>> start RECORD EXCERPTS

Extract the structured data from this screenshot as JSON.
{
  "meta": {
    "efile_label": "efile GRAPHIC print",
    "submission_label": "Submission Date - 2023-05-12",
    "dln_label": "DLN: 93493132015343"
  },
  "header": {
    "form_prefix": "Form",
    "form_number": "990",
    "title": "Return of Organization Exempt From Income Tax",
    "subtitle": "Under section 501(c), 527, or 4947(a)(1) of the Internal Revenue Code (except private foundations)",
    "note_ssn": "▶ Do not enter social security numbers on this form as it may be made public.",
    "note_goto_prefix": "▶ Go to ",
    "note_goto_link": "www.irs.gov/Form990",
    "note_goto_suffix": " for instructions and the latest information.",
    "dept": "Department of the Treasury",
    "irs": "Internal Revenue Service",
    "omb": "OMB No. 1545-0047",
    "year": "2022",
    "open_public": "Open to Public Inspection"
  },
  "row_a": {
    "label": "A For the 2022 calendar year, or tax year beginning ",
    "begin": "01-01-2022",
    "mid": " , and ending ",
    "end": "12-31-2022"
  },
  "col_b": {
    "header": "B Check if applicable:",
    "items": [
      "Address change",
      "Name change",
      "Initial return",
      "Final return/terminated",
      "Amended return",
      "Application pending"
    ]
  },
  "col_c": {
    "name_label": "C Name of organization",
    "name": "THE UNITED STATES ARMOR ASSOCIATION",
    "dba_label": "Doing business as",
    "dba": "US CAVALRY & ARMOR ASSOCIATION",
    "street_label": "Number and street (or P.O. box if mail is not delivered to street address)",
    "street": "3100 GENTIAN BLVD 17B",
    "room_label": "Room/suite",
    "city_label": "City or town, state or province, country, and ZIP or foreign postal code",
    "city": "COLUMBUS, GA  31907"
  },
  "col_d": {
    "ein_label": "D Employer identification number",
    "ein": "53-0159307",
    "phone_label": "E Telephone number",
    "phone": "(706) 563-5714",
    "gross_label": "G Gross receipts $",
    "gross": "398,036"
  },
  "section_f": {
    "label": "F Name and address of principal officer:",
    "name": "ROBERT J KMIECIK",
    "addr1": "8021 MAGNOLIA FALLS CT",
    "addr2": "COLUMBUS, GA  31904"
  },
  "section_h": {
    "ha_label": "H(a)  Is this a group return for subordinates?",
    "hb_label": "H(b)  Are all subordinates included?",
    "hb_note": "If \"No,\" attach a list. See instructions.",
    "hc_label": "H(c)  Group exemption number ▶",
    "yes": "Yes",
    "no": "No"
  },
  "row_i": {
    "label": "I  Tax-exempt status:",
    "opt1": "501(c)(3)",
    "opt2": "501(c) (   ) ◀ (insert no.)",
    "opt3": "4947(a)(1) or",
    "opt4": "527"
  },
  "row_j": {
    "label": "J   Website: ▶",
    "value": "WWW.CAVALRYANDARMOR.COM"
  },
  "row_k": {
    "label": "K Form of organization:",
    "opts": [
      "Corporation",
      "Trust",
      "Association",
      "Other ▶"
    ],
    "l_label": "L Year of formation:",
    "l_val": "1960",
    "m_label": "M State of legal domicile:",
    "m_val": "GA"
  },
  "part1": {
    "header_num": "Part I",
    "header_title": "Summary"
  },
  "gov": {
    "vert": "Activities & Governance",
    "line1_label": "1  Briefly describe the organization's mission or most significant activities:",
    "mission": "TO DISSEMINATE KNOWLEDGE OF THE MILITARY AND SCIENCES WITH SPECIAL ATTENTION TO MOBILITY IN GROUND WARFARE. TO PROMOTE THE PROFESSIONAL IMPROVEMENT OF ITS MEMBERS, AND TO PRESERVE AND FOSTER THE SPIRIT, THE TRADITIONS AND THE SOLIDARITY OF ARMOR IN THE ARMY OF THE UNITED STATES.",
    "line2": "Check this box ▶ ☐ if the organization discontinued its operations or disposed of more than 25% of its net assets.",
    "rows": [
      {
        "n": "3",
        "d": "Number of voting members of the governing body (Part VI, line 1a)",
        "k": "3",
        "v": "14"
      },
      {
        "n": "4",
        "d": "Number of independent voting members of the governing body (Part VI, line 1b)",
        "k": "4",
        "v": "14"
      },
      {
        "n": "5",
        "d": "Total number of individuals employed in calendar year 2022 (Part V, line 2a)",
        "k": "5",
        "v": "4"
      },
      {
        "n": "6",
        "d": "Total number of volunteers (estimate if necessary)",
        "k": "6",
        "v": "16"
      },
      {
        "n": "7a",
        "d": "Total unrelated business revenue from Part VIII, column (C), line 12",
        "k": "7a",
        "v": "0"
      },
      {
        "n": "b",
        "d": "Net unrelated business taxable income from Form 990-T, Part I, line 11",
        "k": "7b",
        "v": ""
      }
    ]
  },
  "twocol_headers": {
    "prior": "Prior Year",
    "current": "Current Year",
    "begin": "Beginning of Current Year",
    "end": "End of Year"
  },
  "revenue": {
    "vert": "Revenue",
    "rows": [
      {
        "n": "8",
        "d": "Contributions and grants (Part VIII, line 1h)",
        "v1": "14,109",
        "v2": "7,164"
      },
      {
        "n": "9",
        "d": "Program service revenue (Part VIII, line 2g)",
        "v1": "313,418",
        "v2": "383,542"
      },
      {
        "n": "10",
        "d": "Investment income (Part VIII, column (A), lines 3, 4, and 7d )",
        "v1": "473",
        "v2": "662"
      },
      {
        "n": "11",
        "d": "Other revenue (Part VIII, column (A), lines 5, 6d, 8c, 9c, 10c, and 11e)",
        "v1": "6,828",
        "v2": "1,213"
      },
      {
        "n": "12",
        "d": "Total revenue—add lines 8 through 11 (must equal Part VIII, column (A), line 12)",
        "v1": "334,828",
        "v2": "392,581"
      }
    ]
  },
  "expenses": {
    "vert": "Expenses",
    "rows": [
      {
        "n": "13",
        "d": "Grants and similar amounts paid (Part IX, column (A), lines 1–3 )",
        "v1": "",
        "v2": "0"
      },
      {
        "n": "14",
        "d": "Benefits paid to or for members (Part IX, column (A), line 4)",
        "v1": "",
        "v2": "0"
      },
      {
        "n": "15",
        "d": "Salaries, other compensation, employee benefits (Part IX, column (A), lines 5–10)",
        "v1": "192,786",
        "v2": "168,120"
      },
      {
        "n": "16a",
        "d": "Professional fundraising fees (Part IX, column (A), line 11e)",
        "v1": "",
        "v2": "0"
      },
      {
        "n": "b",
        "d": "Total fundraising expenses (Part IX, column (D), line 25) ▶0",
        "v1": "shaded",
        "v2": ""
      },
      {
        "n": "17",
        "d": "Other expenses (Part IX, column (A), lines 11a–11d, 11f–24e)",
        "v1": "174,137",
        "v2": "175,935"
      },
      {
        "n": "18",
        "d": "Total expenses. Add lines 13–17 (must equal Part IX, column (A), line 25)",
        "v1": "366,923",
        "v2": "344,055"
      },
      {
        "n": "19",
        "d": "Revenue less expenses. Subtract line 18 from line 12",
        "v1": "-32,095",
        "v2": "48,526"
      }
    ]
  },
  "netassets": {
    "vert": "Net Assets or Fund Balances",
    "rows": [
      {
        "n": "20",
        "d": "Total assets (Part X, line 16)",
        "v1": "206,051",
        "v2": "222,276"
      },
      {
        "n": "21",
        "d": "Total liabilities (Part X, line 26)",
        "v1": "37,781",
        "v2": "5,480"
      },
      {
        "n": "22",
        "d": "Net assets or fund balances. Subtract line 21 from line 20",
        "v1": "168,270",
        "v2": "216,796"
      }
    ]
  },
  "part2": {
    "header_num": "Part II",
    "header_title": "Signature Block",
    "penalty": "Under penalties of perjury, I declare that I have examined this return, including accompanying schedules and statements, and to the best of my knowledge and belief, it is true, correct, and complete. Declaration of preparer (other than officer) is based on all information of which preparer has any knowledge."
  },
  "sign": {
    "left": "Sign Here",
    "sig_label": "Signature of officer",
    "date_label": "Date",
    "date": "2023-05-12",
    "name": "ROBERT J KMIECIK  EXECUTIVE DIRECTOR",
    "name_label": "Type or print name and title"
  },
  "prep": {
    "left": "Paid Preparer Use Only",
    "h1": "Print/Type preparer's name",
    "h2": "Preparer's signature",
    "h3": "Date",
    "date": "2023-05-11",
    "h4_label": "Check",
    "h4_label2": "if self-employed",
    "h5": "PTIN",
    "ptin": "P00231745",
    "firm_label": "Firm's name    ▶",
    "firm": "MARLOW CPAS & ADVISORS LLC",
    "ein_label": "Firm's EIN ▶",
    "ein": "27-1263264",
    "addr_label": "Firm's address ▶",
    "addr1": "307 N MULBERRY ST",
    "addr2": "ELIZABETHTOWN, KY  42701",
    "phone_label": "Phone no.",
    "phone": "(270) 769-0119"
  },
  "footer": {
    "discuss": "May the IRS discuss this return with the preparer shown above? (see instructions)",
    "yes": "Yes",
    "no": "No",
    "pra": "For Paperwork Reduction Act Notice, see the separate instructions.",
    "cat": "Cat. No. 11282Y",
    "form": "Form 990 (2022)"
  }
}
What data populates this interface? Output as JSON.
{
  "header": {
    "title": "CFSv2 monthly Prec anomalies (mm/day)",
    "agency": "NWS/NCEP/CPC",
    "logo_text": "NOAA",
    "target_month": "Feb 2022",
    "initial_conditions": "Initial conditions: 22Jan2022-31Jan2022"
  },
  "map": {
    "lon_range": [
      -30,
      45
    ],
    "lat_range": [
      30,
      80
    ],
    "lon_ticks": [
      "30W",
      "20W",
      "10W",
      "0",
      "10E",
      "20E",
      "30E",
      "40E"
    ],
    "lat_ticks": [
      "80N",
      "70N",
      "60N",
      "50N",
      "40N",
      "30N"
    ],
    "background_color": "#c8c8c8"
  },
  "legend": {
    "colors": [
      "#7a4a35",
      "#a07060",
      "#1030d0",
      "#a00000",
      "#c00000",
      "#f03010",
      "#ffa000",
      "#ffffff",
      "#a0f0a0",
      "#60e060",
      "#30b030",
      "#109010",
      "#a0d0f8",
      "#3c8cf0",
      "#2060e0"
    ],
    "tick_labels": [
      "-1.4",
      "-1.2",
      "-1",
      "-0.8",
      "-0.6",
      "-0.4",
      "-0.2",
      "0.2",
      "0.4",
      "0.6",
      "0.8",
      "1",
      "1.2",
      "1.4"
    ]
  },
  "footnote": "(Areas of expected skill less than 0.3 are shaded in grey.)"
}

>> end RECORD EXCERPTS

== SET EXERCISE ==
Which lines of the data above contain "fundraising"? Copy each one.

== THE SOLUTION ==
        "d": "Professional fundraising fees (Part IX, column (A), line 11e)",
        "d": "Total fundraising expenses (Part IX, column (D), line 25) ▶0",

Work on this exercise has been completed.